### Data provided ###

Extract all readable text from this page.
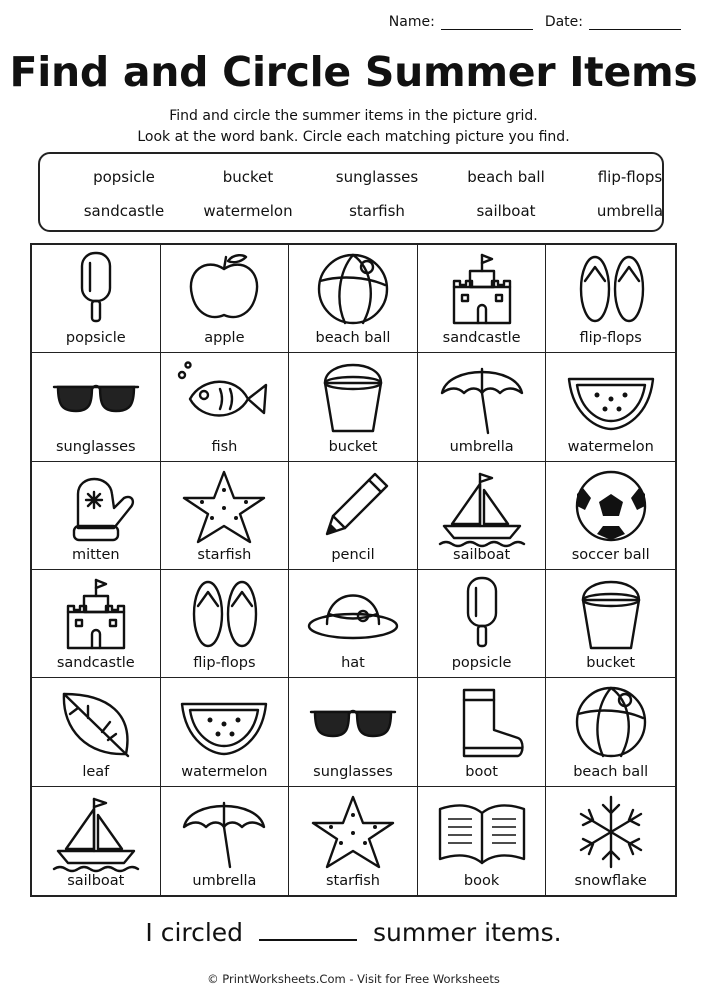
Name:	Date:
Find and Circle Summer Items
Find and circle the summer items in the picture grid.
Look at the word bank. Circle each matching picture you find.
popsicle	bucket	sunglasses	beach ball	flip-flops
sandcastle	watermelon	starfish	sailboat	umbrella
popsicle	apple	beach ball	sandcastle	flip-flops
sunglasses	fish	bucket	umbrella	watermelon
mitten	starfish	pencil	sailboat	soccer ball
sandcastle	flip-flops	hat	popsicle	bucket
leaf	watermelon	sunglasses	boot	beach ball
sailboat	umbrella	starfish	book	snowflake
I circled	summer items.
© PrintWorksheets.Com - Visit for Free Worksheets
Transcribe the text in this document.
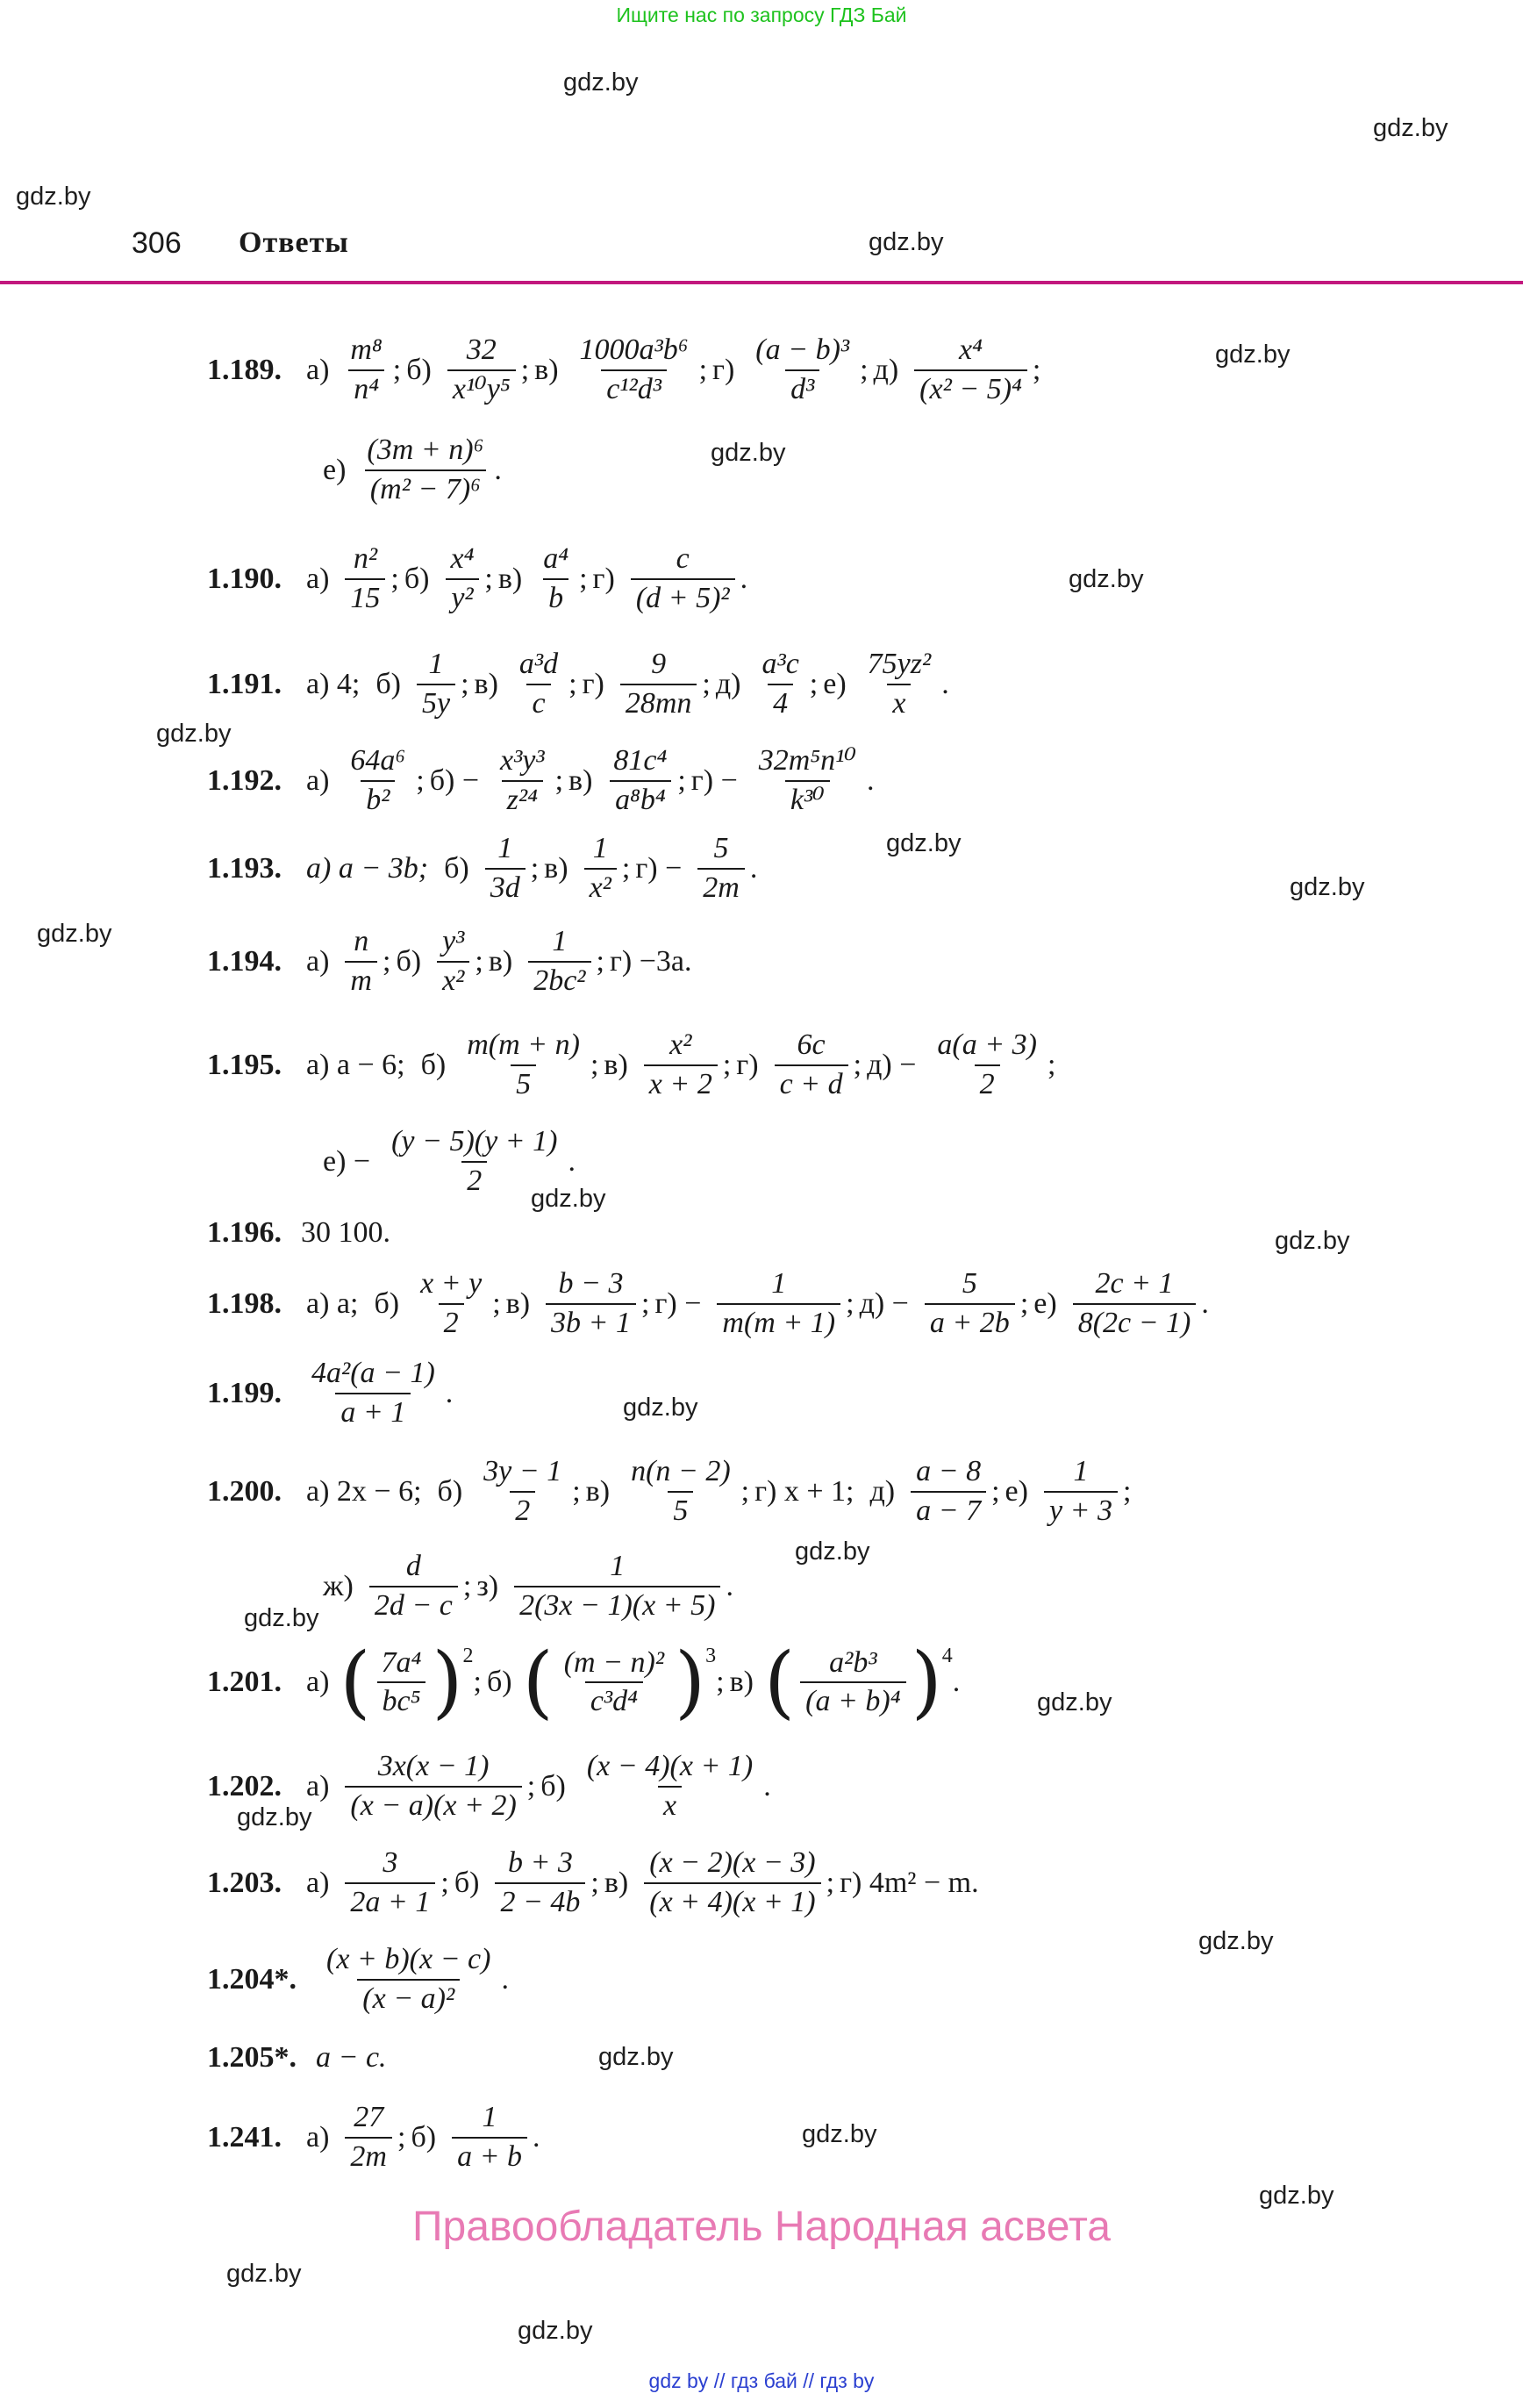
Ищите нас по запросу ГДЗ Бай
gdz.by
gdz.by
gdz.by
gdz.by
gdz.by
gdz.by
gdz.by
gdz.by
gdz.by
gdz.by
gdz.by
gdz.by
gdz.by
gdz.by
gdz.by
gdz.by
gdz.by
gdz.by
gdz.by
gdz.by
gdz.by
gdz.by
gdz.by
gdz.by
306 Ответы
1.189. $а) \frac{\text{m⁸}}{\text{n⁴}}$ ; $б) \frac{32}{\text{x¹⁰y⁵}}$ ; $в) \frac{\text{1000a³b⁶}}{\text{c¹²d³}}$ ; $г) \frac{\text{(a − b)³}}{\text{d³}}$ ; $д) \frac{\text{x⁴}}{\text{(x² − 5)⁴}}$ ;
$е) \frac{\text{(3m + n)⁶}}{\text{(m² − 7)⁶}}$ .
1.190. $а) \frac{\text{n²}}{15}$ ; $б) \frac{\text{x⁴}}{\text{y²}}$ ; $в) \frac{\text{a⁴}}{b}$ ; $г) \frac{c}{\text{(d + 5)²}}$ .
1.191. а) 4; $б) \frac{1}{5y}$ ; $в) \frac{\text{a³d}}{c}$ ; $г) \frac{9}{28mn}$ ; $д) \frac{\text{a³c}}{4}$ ; $е) \frac{\text{75yz²}}{x}$ .
1.192. $а) \frac{\text{64a⁶}}{\text{b²}}$ ; $б) - \frac{\text{x³y³}}{\text{z²⁴}}$ ; $в) \frac{\text{81c⁴}}{\text{a⁸b⁴}}$ ; $г) - \frac{\text{32m⁵n¹⁰}}{\text{k³⁰}}$ .
1.193. а) a − 3b; $б) \frac{1}{3d}$ ; $в) \frac{1}{\text{x²}}$ ; $г) - \frac{5}{2m}$ .
1.194. $а) \frac{n}{m}$ ; $б) \frac{\text{y³}}{\text{x²}}$ ; $в) \frac{1}{\text{2bc²}}$ ; г) −3a.
1.195. а) a − 6; $б) \frac{m(m + n)}{5}$ ; $в) \frac{\text{x²}}{x + 2}$ ; $г) \frac{6c}{c + d}$ ; $д) - \frac{a(a + 3)}{2}$ ;
$е) - \frac{(y - 5)(y + 1)}{2}$ .
1.196. 30 100.
1.198. а) a; $б) \frac{x + y}{2}$ ; $в) \frac{b - 3}{3b + 1}$ ; $г) - \frac{1}{m(m + 1)}$ ; $д) - \frac{5}{a + 2b}$ ; $е) \frac{2c + 1}{8(2c - 1)}$ .
1.199. $\frac{\text{4a²(a − 1)}}{a + 1}$ .
1.200. а) 2x − 6; $б) \frac{3y - 1}{2}$ ; $в) \frac{n(n - 2)}{5}$ ; г) x + 1; $д) \frac{a - 8}{a - 7}$ ; $е) \frac{1}{y + 3}$ ;
$ж) \frac{d}{2d - c}$ ; $з) \frac{1}{2(3x - 1)(x + 5)}$ .
1.201. а) ( $\frac{\text{7a⁴}}{\text{bc⁵}}$ ) 2
; б) ( $\frac{\text{(m − n)²}}{\text{c³d⁴}}$ ) 3
; в) ( $\frac{\text{a²b³}}{\text{(a + b)⁴}}$ ) 4
.
1.202. $а) \frac{3x(x - 1)}{(x - a)(x + 2)}$ ; $б) \frac{(x - 4)(x + 1)}{x}$ .
1.203. $а) \frac{3}{2a + 1}$ ; $б) \frac{b + 3}{2 - 4b}$ ; $в) \frac{(x - 2)(x - 3)}{(x + 4)(x + 1)}$ ; г) 4m² − m.
1.204*. $\frac{(x + b)(x - c)}{\text{(x − a)²}}$ .
1.205*. a − c.
1.241. $а) \frac{27}{2m}$ ; $б) \frac{1}{a + b}$ .
Правообладатель Народная асвета
gdz by // гдз бай // гдз by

###

• Directions: Search the data above for the string "watermelon" and copy each line that has it.

• Exercise result:
sandcastle	watermelon	starfish	sailboat	umbrella
sunglasses	fish	bucket	umbrella	watermelon
leaf	watermelon	sunglasses	boot	beach ball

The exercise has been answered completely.